#### RECORD LIST ####

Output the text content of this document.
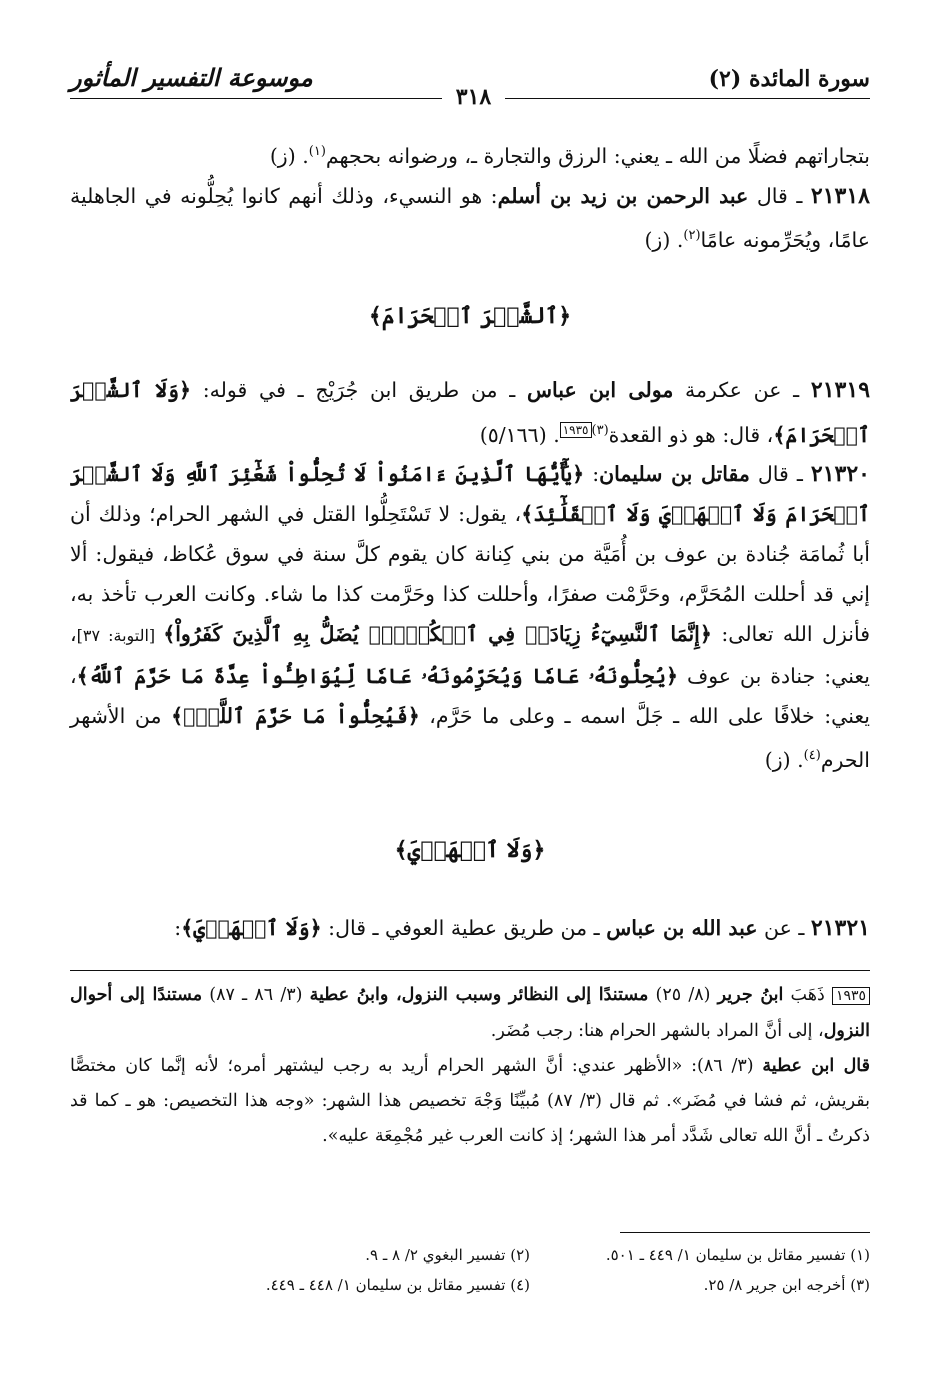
سورة المائدة (٢)
موسوعة التفسير المأثور
٣١٨

بتجاراتهم فضلًا من الله ـ يعني: الرزق والتجارة ـ، ورضوانه بحجهم$^{(١)}$. (ز)

٢١٣١٨ ـ قال عبد الرحمن بن زيد بن أسلم: هو النسيء، وذلك أنهم كانوا يُحِلُّونه في الجاهلية عامًا، ويُحَرِّمونه عامًا$^{(٢)}$. (ز)

﴿ٱلشَّهۡرَ ٱلۡحَرَامَ﴾

٢١٣١٩ ـ عن عكرمة مولى ابن عباس ـ من طريق ابن جُرَيْج ـ في قوله: ﴿وَلَا ٱلشَّهۡرَ ٱلۡحَرَامَ﴾، قال: هو ذو القعدة$^{(٣)١٩٣٥}$. (٥/١٦٦)

٢١٣٢٠ ـ قال مقاتل بن سليمان: ﴿يَٰٓأَيُّهَا ٱلَّذِينَ ءَامَنُواْ لَا تُحِلُّواْ شَعَٰٓئِرَ ٱللَّهِ وَلَا ٱلشَّهۡرَ ٱلۡحَرَامَ وَلَا ٱلۡهَدۡيَ وَلَا ٱلۡقَلَٰٓئِدَ﴾، يقول: لا تَسْتَحِلُّوا القتل في الشهر الحرام؛ وذلك أن أبا ثُمامَة جُنادة بن عوف بن أُمَيَّة من بني كِنانة كان يقوم كلَّ سنة في سوق عُكاظ، فيقول: ألا إني قد أحللت المُحَرَّم، وحَرَّمْت صفرًا، وأحللت كذا وحَرَّمت كذا ما شاء. وكانت العرب تأخذ به، فأنزل الله تعالى: ﴿إِنَّمَا ٱلنَّسِيٓءُ زِيَادَةٞ فِي ٱلۡكُفۡرِۖ يُضَلُّ بِهِ ٱلَّذِينَ كَفَرُواْ﴾ [التوبة: ٣٧]، يعني: جنادة بن عوف ﴿يُحِلُّونَهُۥ عَامٗا وَيُحَرِّمُونَهُۥ عَامٗا لِّيُوَاطِـُٔواْ عِدَّةَ مَا حَرَّمَ ٱللَّهُ﴾، يعني: خلافًا على الله ـ جَلَّ اسمه ـ وعلى ما حَرَّم، ﴿فَيُحِلُّواْ مَا حَرَّمَ ٱللَّهُۚ﴾ من الأشهر الحرم$^{(٤)}$. (ز)

﴿وَلَا ٱلۡهَدۡيَ﴾

٢١٣٢١ ـ عن عبد الله بن عباس ـ من طريق عطية العوفي ـ قال: ﴿وَلَا ٱلۡهَدۡيَ﴾:

١٩٣٥ ذَهَبَ ابنُ جرير (٨/ ٢٥) مستندًا إلى النظائر وسبب النزول، وابنُ عطية (٣/ ٨٦ ـ ٨٧) مستندًا إلى أحوال النزول، إلى أنَّ المراد بالشهر الحرام هنا: رجب مُضَر.

قال ابن عطية (٣/ ٨٦): «الأظهر عندي: أنَّ الشهر الحرام أريد به رجب ليشتهر أمره؛ لأنه إنَّما كان مختصًّا بقريش، ثم فشا في مُضَر». ثم قال (٣/ ٨٧) مُبيِّنًا وَجْهَ تخصيص هذا الشهر: «وجه هذا التخصيص: هو ـ كما قد ذكرتُ ـ أنَّ الله تعالى شَدَّد أمر هذا الشهر؛ إذ كانت العرب غير مُجْمِعَة عليه».

(١) تفسير مقاتل بن سليمان ١/ ٤٤٩ ـ ٥٠١.
(٢) تفسير البغوي ٢/ ٨ ـ ٩.
(٣) أخرجه ابن جرير ٨/ ٢٥.
(٤) تفسير مقاتل بن سليمان ١/ ٤٤٨ ـ ٤٤٩.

####

— REQUEST —
Reproduce the material above verbatim; omit every picture.

— RESPONSE TO THE TASK —
Output the text content of this document.
سورة المائدة (٢)
موسوعة التفسير المأثور
٣١٨

بتجاراتهم فضلًا من الله ـ يعني: الرزق والتجارة ـ، ورضوانه بحجهم$^{(١)}$. (ز)

٢١٣١٨ ـ قال عبد الرحمن بن زيد بن أسلم: هو النسيء، وذلك أنهم كانوا يُحِلُّونه في الجاهلية عامًا، ويُحَرِّمونه عامًا$^{(٢)}$. (ز)

﴿ٱلشَّهۡرَ ٱلۡحَرَامَ﴾

٢١٣١٩ ـ عن عكرمة مولى ابن عباس ـ من طريق ابن جُرَيْج ـ في قوله: ﴿وَلَا ٱلشَّهۡرَ ٱلۡحَرَامَ﴾، قال: هو ذو القعدة$^{(٣)١٩٣٥}$. (٥/١٦٦)

٢١٣٢٠ ـ قال مقاتل بن سليمان: ﴿يَٰٓأَيُّهَا ٱلَّذِينَ ءَامَنُواْ لَا تُحِلُّواْ شَعَٰٓئِرَ ٱللَّهِ وَلَا ٱلشَّهۡرَ ٱلۡحَرَامَ وَلَا ٱلۡهَدۡيَ وَلَا ٱلۡقَلَٰٓئِدَ﴾، يقول: لا تَسْتَحِلُّوا القتل في الشهر الحرام؛ وذلك أن أبا ثُمامَة جُنادة بن عوف بن أُمَيَّة من بني كِنانة كان يقوم كلَّ سنة في سوق عُكاظ، فيقول: ألا إني قد أحللت المُحَرَّم، وحَرَّمْت صفرًا، وأحللت كذا وحَرَّمت كذا ما شاء. وكانت العرب تأخذ به، فأنزل الله تعالى: ﴿إِنَّمَا ٱلنَّسِيٓءُ زِيَادَةٞ فِي ٱلۡكُفۡرِۖ يُضَلُّ بِهِ ٱلَّذِينَ كَفَرُواْ﴾ [التوبة: ٣٧]، يعني: جنادة بن عوف ﴿يُحِلُّونَهُۥ عَامٗا وَيُحَرِّمُونَهُۥ عَامٗا لِّيُوَاطِـُٔواْ عِدَّةَ مَا حَرَّمَ ٱللَّهُ﴾، يعني: خلافًا على الله ـ جَلَّ اسمه ـ وعلى ما حَرَّم، ﴿فَيُحِلُّواْ مَا حَرَّمَ ٱللَّهُۚ﴾ من الأشهر الحرم$^{(٤)}$. (ز)

﴿وَلَا ٱلۡهَدۡيَ﴾

٢١٣٢١ ـ عن عبد الله بن عباس ـ من طريق عطية العوفي ـ قال: ﴿وَلَا ٱلۡهَدۡيَ﴾:

١٩٣٥ ذَهَبَ ابنُ جرير (٨/ ٢٥) مستندًا إلى النظائر وسبب النزول، وابنُ عطية (٣/ ٨٦ ـ ٨٧) مستندًا إلى أحوال النزول، إلى أنَّ المراد بالشهر الحرام هنا: رجب مُضَر.

قال ابن عطية (٣/ ٨٦): «الأظهر عندي: أنَّ الشهر الحرام أريد به رجب ليشتهر أمره؛ لأنه إنَّما كان مختصًّا بقريش، ثم فشا في مُضَر». ثم قال (٣/ ٨٧) مُبيِّنًا وَجْهَ تخصيص هذا الشهر: «وجه هذا التخصيص: هو ـ كما قد ذكرتُ ـ أنَّ الله تعالى شَدَّد أمر هذا الشهر؛ إذ كانت العرب غير مُجْمِعَة عليه».

(١) تفسير مقاتل بن سليمان ١/ ٤٤٩ ـ ٥٠١.
(٢) تفسير البغوي ٢/ ٨ ـ ٩.
(٣) أخرجه ابن جرير ٨/ ٢٥.
(٤) تفسير مقاتل بن سليمان ١/ ٤٤٨ ـ ٤٤٩.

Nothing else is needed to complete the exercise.